THE REQUEST: From the listing below, extract every line in which the word "pandemic" appears.

++++

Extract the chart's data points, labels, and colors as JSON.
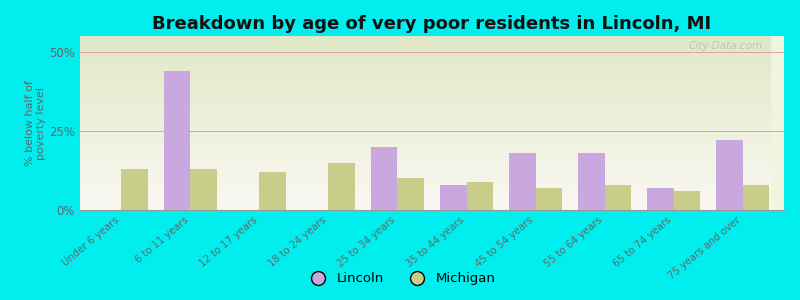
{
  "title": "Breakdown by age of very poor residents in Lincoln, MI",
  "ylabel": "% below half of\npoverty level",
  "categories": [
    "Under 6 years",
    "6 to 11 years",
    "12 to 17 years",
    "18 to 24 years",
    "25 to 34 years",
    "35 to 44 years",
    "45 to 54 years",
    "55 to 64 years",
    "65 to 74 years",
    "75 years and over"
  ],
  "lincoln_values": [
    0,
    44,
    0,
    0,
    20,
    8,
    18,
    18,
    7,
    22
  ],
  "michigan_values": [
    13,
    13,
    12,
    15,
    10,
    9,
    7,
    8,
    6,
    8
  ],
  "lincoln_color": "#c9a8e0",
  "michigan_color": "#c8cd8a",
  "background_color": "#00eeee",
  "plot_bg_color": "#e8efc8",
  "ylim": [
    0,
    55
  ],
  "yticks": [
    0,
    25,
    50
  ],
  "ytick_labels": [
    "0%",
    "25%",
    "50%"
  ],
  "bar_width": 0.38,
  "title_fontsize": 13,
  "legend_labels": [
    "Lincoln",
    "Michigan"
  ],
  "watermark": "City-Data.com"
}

++++

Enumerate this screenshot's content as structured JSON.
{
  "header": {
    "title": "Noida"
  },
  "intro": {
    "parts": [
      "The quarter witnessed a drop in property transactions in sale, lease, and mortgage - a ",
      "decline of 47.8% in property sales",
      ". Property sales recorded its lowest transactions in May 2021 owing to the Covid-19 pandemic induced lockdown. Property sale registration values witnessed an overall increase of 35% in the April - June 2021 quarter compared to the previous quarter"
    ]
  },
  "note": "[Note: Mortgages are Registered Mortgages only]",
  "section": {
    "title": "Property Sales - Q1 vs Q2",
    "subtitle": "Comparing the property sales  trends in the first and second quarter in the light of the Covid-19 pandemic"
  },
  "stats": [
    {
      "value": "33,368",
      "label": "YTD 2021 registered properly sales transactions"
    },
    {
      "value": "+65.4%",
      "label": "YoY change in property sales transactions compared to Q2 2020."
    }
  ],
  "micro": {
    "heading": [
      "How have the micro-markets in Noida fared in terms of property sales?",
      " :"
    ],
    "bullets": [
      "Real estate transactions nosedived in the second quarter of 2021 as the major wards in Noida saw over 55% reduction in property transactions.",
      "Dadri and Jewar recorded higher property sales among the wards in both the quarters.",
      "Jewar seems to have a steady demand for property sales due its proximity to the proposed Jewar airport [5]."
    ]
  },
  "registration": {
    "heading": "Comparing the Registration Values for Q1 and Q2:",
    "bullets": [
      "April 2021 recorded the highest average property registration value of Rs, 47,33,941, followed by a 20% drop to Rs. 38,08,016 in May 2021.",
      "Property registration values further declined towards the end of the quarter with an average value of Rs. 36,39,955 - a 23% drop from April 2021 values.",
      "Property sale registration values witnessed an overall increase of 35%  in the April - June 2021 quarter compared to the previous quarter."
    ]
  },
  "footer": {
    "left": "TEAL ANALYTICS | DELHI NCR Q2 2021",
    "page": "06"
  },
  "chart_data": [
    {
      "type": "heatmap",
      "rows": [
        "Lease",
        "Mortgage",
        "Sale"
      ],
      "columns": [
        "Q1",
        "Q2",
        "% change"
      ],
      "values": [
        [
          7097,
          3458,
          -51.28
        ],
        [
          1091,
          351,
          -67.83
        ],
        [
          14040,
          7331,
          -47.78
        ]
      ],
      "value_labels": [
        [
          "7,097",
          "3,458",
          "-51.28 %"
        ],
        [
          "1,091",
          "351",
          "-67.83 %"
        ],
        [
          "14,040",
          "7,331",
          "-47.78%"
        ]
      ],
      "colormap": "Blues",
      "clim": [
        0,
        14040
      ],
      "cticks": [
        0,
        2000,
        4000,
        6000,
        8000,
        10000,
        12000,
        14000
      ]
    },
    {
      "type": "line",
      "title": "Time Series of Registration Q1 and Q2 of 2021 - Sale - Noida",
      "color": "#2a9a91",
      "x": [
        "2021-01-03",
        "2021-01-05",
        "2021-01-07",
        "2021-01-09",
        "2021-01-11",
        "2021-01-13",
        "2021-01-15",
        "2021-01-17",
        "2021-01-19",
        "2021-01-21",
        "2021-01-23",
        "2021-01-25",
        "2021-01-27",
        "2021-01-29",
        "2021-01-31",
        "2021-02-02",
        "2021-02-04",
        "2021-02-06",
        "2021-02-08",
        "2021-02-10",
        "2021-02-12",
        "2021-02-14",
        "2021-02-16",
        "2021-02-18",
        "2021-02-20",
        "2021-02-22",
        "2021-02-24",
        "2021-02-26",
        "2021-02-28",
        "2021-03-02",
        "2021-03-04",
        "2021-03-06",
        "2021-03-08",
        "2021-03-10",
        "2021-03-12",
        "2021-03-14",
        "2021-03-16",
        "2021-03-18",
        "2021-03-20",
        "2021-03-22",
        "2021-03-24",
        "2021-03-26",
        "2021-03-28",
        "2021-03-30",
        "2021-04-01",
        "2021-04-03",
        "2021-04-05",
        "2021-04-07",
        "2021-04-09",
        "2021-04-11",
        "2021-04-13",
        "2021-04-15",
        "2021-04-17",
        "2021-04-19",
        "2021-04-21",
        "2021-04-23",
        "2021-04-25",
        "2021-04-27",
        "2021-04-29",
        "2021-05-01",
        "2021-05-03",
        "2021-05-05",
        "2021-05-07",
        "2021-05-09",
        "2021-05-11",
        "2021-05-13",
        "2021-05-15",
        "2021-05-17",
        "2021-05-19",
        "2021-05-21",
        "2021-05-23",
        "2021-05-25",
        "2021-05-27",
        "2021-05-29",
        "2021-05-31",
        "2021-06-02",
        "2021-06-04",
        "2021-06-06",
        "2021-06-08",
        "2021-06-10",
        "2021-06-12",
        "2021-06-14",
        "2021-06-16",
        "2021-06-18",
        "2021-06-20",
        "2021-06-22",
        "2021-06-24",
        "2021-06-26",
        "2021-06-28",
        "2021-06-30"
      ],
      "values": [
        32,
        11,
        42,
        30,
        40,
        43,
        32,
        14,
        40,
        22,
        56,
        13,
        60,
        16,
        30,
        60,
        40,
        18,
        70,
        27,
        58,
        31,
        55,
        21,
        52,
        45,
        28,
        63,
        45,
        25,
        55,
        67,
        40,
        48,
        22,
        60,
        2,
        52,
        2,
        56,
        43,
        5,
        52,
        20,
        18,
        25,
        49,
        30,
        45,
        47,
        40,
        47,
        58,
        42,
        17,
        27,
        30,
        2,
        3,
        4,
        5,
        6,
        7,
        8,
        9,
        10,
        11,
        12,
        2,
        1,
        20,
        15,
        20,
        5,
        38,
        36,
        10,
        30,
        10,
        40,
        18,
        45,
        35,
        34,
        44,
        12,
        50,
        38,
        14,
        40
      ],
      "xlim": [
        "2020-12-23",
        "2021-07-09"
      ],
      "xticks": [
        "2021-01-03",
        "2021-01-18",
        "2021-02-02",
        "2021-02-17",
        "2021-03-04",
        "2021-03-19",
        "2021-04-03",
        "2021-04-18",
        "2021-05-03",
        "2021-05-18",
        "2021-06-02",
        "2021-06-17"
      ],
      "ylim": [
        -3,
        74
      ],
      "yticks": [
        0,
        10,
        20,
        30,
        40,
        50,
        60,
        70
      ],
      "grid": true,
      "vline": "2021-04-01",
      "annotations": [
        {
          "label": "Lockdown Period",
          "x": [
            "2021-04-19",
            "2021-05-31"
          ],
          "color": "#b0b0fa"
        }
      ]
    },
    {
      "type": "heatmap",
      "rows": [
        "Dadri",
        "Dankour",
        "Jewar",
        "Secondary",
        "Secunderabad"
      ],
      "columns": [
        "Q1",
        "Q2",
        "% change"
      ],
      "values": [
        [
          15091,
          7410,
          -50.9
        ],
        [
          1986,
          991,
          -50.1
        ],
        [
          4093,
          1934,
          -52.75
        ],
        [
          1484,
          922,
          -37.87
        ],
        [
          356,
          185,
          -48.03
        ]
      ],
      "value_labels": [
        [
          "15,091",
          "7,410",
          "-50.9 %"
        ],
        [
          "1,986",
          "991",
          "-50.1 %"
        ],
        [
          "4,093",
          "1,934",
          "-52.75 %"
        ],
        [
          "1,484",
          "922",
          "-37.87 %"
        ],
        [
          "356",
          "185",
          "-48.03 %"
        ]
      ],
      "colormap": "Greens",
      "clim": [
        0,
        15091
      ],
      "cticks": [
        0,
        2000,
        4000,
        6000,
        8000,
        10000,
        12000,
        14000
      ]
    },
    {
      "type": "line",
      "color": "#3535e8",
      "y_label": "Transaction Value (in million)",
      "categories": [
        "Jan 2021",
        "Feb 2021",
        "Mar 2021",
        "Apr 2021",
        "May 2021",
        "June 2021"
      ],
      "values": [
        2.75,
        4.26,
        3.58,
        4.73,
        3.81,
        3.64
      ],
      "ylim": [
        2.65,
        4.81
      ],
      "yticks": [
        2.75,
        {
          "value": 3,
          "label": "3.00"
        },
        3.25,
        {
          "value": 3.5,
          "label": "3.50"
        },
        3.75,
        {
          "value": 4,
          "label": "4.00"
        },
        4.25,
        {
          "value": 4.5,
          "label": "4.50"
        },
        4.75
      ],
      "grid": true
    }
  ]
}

++++

OUTPUT:
      ". Property sales recorded its lowest transactions in May 2021 owing to the Covid-19 pandemic induced lockdown. Property sale registration values witnessed an overall increase of 35% in the April - June 2021 quarter compared to the previous quarter"
    "subtitle": "Comparing the property sales  trends in the first and second quarter in the light of the Covid-19 pandemic"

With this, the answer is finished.